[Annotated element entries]
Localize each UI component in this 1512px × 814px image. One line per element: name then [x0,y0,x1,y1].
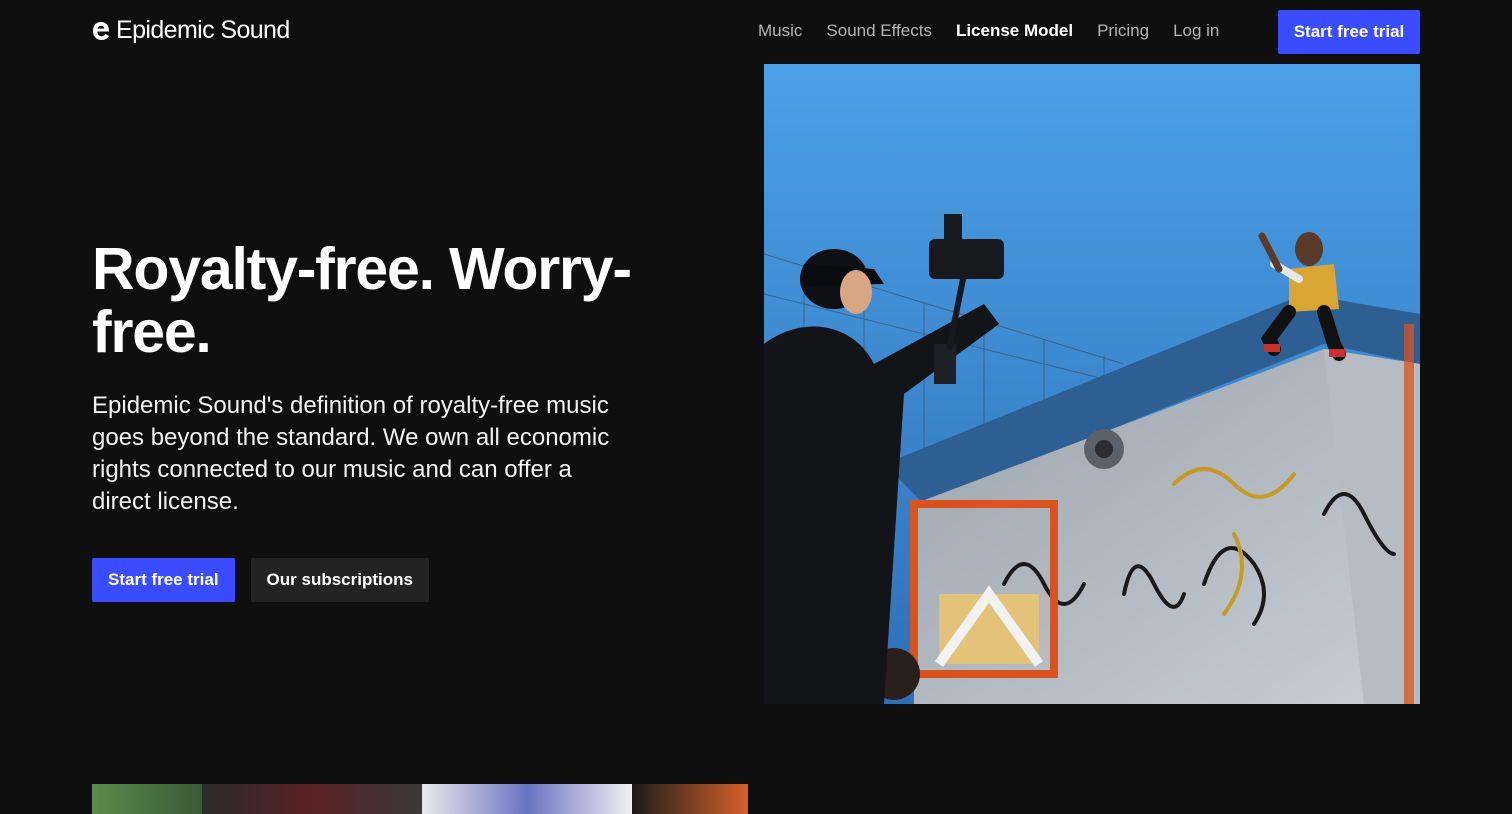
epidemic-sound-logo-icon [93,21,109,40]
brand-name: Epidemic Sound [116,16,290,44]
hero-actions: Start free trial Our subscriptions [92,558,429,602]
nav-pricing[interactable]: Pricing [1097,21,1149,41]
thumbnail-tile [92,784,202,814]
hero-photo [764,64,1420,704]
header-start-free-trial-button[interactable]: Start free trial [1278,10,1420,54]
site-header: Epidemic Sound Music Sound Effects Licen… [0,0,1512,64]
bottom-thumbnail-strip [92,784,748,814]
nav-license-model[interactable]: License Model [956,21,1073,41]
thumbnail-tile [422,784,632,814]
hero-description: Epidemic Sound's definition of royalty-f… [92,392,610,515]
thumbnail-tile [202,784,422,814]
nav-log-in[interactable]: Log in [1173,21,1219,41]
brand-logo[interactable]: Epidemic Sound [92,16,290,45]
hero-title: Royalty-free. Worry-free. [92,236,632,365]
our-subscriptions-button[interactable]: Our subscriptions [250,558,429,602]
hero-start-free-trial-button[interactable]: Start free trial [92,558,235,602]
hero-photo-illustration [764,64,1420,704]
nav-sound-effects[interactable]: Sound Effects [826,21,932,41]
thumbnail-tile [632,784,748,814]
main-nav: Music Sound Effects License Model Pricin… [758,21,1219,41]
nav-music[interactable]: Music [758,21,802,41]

What the task asks:
Turn all of the data above into a JSON list of strings, one string per line, with blank lines omitted. Leave the pictures out.

Output below:
[
  "Localize each UI component in this 1512px × 814px image. One line per element: name then [x0,y0,x1,y1].",
  "epidemic-sound-logo-icon [93,21,109,40]",
  "brand-name: Epidemic Sound [116,16,290,44]",
  "hero-actions: Start free trial Our subscriptions [92,558,429,602]",
  "nav-pricing[interactable]: Pricing [1097,21,1149,41]",
  "thumbnail-tile [92,784,202,814]",
  "hero-photo [764,64,1420,704]",
  "header-start-free-trial-button[interactable]: Start free trial [1278,10,1420,54]",
  "site-header: Epidemic Sound Music Sound Effects Licen… [0,0,1512,64]",
  "bottom-thumbnail-strip [92,784,748,814]",
  "nav-license-model[interactable]: License Model [956,21,1073,41]",
  "thumbnail-tile [422,784,632,814]",
  "hero-description: Epidemic Sound's definition of royalty-f… [92,392,610,515]",
  "thumbnail-tile [202,784,422,814]",
  "nav-log-in[interactable]: Log in [1173,21,1219,41]",
  "brand-logo[interactable]: Epidemic Sound [92,16,290,45]",
  "hero-title: Royalty-free. Worry-free. [92,236,632,365]",
  "our-subscriptions-button[interactable]: Our subscriptions [250,558,429,602]",
  "hero-start-free-trial-button[interactable]: Start free trial [92,558,235,602]",
  "hero-photo-illustration [764,64,1420,704]",
  "nav-sound-effects[interactable]: Sound Effects [826,21,932,41]",
  "thumbnail-tile [632,784,748,814]",
  "main-nav: Music Sound Effects License Model Pricin… [758,21,1219,41]",
  "nav-music[interactable]: Music [758,21,802,41]"
]